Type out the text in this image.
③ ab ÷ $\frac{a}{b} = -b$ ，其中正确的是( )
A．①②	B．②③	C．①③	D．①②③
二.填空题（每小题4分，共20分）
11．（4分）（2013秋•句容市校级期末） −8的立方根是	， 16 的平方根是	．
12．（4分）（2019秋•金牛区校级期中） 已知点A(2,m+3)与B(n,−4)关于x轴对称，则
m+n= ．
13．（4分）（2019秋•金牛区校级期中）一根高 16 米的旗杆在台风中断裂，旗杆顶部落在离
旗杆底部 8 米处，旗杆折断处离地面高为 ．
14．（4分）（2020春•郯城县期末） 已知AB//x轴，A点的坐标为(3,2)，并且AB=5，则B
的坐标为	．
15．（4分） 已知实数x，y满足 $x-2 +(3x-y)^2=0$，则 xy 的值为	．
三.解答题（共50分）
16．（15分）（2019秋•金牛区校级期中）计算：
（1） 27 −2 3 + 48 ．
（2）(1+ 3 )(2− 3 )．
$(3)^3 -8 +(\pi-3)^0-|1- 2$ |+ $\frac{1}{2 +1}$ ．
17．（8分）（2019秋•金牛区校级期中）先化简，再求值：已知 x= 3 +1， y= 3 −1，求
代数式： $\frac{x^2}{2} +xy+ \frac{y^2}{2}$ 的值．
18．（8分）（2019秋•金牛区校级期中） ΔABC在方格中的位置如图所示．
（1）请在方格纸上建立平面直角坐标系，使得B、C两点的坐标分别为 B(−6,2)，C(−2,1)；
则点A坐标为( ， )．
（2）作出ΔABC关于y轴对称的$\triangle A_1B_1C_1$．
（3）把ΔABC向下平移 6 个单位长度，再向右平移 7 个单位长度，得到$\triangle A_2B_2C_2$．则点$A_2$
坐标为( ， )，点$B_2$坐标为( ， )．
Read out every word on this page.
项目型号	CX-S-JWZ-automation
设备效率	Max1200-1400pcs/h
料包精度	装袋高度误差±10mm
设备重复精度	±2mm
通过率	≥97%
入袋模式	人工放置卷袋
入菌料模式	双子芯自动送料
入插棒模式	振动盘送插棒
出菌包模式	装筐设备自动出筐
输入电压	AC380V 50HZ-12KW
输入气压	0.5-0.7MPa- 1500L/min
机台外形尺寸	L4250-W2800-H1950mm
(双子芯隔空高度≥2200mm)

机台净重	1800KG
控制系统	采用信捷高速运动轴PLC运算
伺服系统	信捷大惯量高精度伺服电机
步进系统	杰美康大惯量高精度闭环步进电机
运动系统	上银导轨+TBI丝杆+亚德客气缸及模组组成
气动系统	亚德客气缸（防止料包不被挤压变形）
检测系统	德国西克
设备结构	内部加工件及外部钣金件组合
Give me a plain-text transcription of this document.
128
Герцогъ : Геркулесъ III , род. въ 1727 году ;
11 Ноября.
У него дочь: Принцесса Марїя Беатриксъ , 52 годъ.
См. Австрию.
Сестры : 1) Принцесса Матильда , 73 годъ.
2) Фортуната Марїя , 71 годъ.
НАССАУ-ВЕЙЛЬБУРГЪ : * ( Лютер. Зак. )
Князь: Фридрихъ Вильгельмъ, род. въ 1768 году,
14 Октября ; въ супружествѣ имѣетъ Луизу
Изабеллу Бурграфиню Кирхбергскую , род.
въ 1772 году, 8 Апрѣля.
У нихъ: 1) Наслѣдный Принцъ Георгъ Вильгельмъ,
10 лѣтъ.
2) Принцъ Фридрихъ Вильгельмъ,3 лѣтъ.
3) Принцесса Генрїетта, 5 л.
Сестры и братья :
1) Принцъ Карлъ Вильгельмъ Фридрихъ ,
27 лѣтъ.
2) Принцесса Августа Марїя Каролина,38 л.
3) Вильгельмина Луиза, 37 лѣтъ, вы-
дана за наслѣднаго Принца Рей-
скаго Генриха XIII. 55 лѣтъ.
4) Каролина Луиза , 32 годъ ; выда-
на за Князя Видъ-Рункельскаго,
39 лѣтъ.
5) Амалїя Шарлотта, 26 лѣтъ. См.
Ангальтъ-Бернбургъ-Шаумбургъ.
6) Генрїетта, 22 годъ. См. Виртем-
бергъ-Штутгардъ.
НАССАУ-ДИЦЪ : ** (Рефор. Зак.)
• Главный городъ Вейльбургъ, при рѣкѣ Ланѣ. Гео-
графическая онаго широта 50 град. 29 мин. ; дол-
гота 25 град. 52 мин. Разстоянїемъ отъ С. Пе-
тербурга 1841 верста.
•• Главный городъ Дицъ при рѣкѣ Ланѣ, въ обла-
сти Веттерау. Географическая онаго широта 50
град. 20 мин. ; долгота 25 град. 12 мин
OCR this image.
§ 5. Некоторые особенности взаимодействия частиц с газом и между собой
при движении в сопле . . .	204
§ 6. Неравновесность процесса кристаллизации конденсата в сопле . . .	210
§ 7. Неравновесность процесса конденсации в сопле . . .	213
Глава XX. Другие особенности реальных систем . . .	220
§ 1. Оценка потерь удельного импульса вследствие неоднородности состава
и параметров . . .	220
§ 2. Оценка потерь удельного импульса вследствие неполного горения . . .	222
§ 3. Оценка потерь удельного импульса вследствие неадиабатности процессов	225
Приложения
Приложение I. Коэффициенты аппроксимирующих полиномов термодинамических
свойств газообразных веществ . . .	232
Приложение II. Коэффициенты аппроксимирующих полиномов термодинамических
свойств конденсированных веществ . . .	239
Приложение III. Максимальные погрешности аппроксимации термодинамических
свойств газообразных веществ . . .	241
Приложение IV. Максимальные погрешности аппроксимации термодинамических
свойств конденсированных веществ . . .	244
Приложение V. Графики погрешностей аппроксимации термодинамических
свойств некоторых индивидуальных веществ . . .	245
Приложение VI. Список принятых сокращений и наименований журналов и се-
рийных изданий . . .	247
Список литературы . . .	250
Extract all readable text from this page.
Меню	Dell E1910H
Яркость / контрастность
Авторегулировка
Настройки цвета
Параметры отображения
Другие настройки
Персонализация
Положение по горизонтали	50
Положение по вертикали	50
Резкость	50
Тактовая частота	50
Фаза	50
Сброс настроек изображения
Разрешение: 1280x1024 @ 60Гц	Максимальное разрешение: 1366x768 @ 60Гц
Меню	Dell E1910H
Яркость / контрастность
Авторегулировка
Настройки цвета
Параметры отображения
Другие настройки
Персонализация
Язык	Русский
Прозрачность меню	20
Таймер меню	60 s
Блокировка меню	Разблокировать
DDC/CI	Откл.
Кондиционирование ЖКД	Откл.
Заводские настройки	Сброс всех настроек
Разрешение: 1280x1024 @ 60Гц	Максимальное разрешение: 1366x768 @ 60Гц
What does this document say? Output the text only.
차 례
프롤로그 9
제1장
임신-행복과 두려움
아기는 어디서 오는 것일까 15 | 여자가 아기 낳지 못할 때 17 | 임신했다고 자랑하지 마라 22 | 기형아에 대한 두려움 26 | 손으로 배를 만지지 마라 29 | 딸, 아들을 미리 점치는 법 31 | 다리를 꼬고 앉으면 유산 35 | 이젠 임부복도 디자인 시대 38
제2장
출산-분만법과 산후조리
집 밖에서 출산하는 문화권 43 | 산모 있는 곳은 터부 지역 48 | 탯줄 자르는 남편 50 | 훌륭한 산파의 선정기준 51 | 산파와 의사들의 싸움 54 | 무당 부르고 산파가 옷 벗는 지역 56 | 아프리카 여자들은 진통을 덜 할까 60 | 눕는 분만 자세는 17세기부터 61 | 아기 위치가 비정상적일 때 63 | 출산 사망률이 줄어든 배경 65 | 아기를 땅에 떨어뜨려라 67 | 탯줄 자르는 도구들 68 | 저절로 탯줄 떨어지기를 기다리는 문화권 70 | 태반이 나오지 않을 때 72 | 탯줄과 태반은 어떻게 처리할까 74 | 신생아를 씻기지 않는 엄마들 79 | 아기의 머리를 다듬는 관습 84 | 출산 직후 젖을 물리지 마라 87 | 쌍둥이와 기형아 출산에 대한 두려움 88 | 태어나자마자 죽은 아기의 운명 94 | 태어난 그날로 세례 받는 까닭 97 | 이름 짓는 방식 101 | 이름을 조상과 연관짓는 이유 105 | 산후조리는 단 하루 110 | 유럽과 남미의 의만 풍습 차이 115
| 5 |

# # # # # # #

- _The problem_:
Search the records for the string "потерь" and return every line in which it occurs.

- _Output of the exercise_:
§ 1. Оценка потерь удельного импульса вследствие неоднородности состава
§ 2. Оценка потерь удельного импульса вследствие неполного горения . . .	222
§ 3. Оценка потерь удельного импульса вследствие неадиабатности процессов	225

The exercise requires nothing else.